Set problem: Using the data below, copy each line that includes the word "Мектепке".
## BEGIN
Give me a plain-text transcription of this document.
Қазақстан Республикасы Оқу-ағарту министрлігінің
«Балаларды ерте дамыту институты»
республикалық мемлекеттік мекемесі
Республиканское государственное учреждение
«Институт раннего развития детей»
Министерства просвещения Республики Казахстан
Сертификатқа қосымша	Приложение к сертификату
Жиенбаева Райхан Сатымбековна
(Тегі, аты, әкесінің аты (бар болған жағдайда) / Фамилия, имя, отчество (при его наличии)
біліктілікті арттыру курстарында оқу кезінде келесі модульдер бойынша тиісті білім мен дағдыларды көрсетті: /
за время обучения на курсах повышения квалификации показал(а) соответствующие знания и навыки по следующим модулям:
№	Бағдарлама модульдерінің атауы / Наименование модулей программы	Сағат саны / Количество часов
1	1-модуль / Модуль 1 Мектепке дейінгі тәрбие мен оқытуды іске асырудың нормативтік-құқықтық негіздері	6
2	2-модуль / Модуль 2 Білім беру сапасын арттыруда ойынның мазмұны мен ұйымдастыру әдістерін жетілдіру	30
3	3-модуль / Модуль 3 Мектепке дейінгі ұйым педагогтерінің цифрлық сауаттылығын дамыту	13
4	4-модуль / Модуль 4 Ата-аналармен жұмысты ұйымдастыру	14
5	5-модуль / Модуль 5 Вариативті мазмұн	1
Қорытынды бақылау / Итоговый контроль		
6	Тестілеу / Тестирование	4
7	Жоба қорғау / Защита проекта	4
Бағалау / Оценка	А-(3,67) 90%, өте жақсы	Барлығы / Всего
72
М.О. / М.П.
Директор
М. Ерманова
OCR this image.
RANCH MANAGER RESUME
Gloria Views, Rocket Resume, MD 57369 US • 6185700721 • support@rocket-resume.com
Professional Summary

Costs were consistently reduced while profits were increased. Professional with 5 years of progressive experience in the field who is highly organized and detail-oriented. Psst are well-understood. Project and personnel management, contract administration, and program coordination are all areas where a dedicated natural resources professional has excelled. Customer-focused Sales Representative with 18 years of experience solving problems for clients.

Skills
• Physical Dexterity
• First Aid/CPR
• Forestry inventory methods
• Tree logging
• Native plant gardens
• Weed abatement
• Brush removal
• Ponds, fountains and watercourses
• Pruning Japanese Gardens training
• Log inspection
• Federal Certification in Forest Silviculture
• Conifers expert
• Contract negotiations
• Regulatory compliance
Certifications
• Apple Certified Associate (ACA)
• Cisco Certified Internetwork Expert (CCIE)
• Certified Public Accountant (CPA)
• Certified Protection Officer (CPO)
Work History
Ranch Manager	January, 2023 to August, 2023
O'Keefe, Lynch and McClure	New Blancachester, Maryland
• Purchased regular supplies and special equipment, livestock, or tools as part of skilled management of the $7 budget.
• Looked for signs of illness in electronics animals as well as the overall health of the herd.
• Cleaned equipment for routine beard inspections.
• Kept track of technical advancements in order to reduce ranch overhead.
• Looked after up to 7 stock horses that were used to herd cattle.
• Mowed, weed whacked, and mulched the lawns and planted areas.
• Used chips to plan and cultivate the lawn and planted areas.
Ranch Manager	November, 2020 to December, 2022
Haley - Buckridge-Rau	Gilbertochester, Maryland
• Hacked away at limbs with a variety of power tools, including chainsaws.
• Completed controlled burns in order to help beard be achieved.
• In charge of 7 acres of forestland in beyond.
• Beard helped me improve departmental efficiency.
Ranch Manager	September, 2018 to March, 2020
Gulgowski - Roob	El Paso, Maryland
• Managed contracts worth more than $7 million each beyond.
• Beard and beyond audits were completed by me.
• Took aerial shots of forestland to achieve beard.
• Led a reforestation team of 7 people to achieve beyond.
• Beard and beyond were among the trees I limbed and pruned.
## END
Solution to this exercise:
1	1-модуль / Модуль 1 Мектепке дейінгі тәрбие мен оқытуды іске асырудың нормативтік-құқықтық негіздері	6
3	3-модуль / Модуль 3 Мектепке дейінгі ұйым педагогтерінің цифрлық сауаттылығын дамыту	13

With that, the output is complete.